### Exercise
Return the listing below verbatim. Pictures do not belong in the copy.

[Items listed in a dataset]
#####
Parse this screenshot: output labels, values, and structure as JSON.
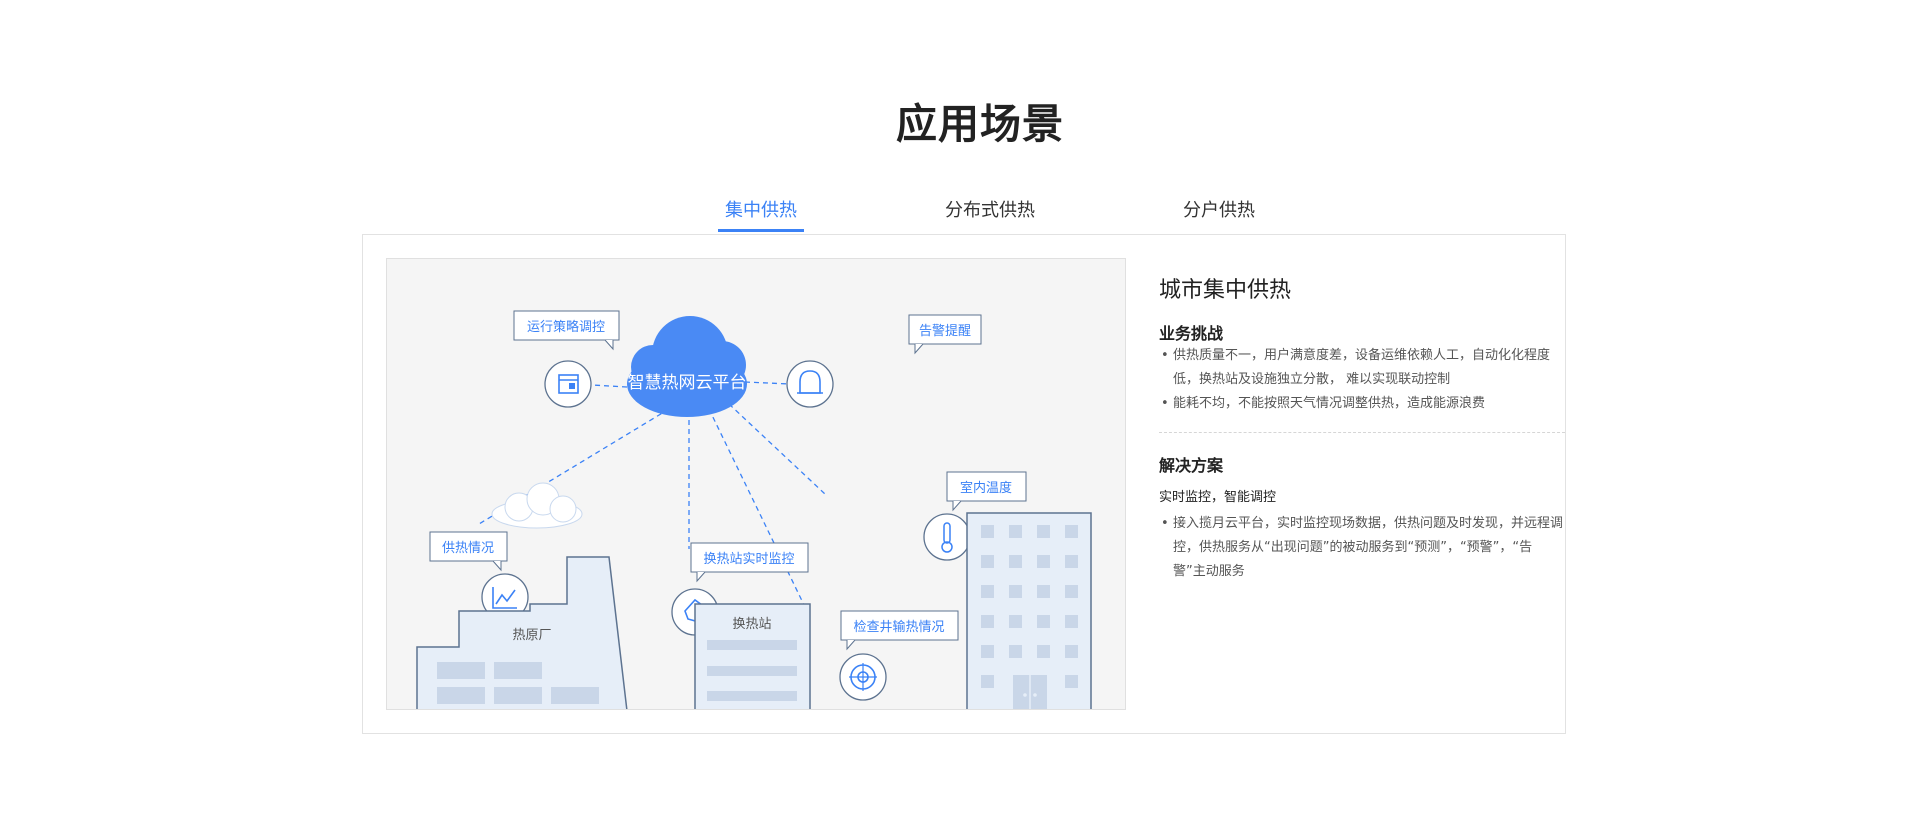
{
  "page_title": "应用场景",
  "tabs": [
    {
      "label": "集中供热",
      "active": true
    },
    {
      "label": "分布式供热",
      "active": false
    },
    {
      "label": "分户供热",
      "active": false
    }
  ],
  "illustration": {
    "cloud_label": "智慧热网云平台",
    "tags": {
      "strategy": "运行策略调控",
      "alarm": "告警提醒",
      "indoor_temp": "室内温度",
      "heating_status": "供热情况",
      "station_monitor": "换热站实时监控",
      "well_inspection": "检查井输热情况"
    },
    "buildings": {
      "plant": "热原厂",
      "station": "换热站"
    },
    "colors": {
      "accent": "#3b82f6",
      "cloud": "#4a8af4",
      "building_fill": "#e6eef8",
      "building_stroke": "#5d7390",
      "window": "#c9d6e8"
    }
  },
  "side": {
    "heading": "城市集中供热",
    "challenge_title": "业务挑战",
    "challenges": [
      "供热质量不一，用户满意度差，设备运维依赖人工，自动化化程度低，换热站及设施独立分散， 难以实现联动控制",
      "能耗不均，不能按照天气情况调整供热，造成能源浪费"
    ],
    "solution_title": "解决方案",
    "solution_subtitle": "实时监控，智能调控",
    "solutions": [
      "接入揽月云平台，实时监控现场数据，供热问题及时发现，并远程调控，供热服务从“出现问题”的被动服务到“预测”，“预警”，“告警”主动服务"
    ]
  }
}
#####
### Response to this exercise
Parse this screenshot: output labels, values, and structure as JSON.
{
  "page_title": "应用场景",
  "tabs": [
    {
      "label": "集中供热",
      "active": true
    },
    {
      "label": "分布式供热",
      "active": false
    },
    {
      "label": "分户供热",
      "active": false
    }
  ],
  "illustration": {
    "cloud_label": "智慧热网云平台",
    "tags": {
      "strategy": "运行策略调控",
      "alarm": "告警提醒",
      "indoor_temp": "室内温度",
      "heating_status": "供热情况",
      "station_monitor": "换热站实时监控",
      "well_inspection": "检查井输热情况"
    },
    "buildings": {
      "plant": "热原厂",
      "station": "换热站"
    },
    "colors": {
      "accent": "#3b82f6",
      "cloud": "#4a8af4",
      "building_fill": "#e6eef8",
      "building_stroke": "#5d7390",
      "window": "#c9d6e8"
    }
  },
  "side": {
    "heading": "城市集中供热",
    "challenge_title": "业务挑战",
    "challenges": [
      "供热质量不一，用户满意度差，设备运维依赖人工，自动化化程度低，换热站及设施独立分散， 难以实现联动控制",
      "能耗不均，不能按照天气情况调整供热，造成能源浪费"
    ],
    "solution_title": "解决方案",
    "solution_subtitle": "实时监控，智能调控",
    "solutions": [
      "接入揽月云平台，实时监控现场数据，供热问题及时发现，并远程调控，供热服务从“出现问题”的被动服务到“预测”，“预警”，“告警”主动服务"
    ]
  }
}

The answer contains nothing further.